◆ Given problem
Single out the lines of the material that contain "value" and copy them.

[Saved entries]
•••
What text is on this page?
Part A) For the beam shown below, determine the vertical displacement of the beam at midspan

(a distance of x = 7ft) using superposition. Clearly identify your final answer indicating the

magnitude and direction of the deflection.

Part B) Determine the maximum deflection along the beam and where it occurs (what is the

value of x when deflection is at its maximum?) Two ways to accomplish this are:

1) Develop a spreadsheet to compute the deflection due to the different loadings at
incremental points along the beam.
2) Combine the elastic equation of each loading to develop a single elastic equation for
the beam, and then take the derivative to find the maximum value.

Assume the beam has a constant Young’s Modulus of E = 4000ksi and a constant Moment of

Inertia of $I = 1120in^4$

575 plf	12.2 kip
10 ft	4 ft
•••
◆ Answer below
value of x when deflection is at its maximum?) Two ways to accomplish this are:
the beam, and then take the derivative to find the maximum value.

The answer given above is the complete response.